• **SHORT TASK A**:
Retype the passage of the Gainesville bartending column between "When UF was" and "for so long.", inclusive.
• **SHORT TASK B**:
In the Gainesville bartending column, how old was the writer when starting work as a food runner?
• **SHORT TASK C**:
Continue the Gainesville bartending column from its final sentence.

• **PAGE EXTRACT**:
+--
When UF was ranked the No. 1 party school at the beginning of the semester, I was not remotely surprised. The bar scene and nightlife have always been a significant part of college life in Gainesville.

I am at a bar at least three nights a week, myself, but I am usually the person pouring drinks rather than consuming them. I've worked in the same bar for the past seven years, which has allowed me to see how nightlife in Gainesville has evolved through legal crackdowns and championship celebrations.

You might be doing the math and wondering exactly how I've been in a bar for so long.

I started working during football season as a food runner when I was 14, moved up to cocktail waitress at 18 and began bartending about two years ago.

My job has definitely altered my personality throughout the years. Stories of drunken debauchery and bar fights no longer faze me. I have witnessed various sexcapades take place in bathrooms, hallways, parking lots, Dumpsters and right at the bar itself. While the younger, more naïve version of me was taken aback by this behavior, it now only serves as humor while I'm working (and possibly as an interesting story for me to share with my roommates and readers).

Working at a bar has a "cool factor" that being a cashier at Publix will never quite reach. I love that even though I'm at work, I still have a chance to socialize and see my friends. The bar is a place to cultivate relationships with people that I would probably never encounter in my academic or other extracurricular endeavors. I've served drinks to professors, roadies for Toby Keith, a couple straight from their wedding and, of course, countless UF and Santa Fe students.
+--
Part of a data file

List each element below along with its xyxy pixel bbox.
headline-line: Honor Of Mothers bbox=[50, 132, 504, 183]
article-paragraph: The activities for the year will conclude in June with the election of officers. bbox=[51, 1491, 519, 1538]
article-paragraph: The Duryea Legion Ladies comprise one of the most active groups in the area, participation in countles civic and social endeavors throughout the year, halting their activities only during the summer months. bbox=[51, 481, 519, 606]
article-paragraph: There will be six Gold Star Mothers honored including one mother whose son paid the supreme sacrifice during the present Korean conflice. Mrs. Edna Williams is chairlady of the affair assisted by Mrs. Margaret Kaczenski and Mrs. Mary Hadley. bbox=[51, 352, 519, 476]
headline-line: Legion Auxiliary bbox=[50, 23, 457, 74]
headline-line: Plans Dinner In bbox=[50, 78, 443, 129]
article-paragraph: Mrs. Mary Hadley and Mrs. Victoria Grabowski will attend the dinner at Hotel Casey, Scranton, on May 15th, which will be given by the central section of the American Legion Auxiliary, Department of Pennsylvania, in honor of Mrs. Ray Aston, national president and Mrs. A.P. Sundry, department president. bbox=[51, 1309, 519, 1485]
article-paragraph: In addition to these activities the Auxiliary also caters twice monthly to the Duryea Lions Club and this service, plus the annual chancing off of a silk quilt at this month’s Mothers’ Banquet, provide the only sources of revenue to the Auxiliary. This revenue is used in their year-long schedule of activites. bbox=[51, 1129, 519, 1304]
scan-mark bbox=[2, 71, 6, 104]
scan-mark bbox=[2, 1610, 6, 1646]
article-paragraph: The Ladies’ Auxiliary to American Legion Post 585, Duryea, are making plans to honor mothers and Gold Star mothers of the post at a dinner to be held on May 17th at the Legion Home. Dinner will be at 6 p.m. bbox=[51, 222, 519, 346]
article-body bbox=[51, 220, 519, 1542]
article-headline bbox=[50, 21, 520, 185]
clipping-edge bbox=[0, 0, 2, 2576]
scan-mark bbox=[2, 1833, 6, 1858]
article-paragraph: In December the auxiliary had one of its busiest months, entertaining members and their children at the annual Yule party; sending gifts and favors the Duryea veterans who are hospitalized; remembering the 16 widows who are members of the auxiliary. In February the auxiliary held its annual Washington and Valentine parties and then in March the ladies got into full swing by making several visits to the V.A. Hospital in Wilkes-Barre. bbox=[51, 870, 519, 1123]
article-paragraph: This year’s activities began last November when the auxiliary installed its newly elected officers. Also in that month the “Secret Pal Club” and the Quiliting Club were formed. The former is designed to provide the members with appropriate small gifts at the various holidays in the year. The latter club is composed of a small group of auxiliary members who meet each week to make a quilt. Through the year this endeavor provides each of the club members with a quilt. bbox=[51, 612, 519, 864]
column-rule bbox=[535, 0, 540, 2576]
+--
• **WRITTEN REPLY A**:
When UF was ranked the No. 1 party school at the beginning of the semester, I was not remotely surprised. The bar scene and nightlife have always been a significant part of college life in Gainesville.

I am at a bar at least three nights a week, myself, but I am usually the person pouring drinks rather than consuming them. I've worked in the same bar for the past seven years, which has allowed me to see how nightlife in Gainesville has evolved through legal crackdowns and championship celebrations.

You might be doing the math and wondering exactly how I've been in a bar for so long.

• **WRITTEN REPLY B**:
The writer was 14.

• **WRITTEN REPLY C**:
However, being a bartender isn't always a party. The late nights can be tough to get used to. Getting home at 3:30 a.m. and making it to 9:35 a.m. class takes some practice and a cup of coffee or two.

Learning the limits of other people's alcohol consumption is another aspect of the job that you develop over time. The guy who tries to order four Jagerbombs, but can't pronounce the shot he wants, has had enough to drink. When a girl asks you for an empty pitcher for her friend because she's worried he's going to throw up, it's time for them to go. Although you sometimes feel like a "party pooper" telling people they're cut off, cleaning up after strangersquickly changes that feeling.

When people find out what I do, and how long I've been doing it, they're usually surprised. A girl who was in my reporting class saw me at work for the first time last week and could not believe that I was bartending because I was always "so sweet and innocent" in class, she said.

As far as I'm concerned, my job doesn't define who I am and in no way do I plan on bartending much longer than my college career. I do understand that for many people it's a way to identify me, and for the time being I'm glad that I've carved out my own niche in this great big university of ours.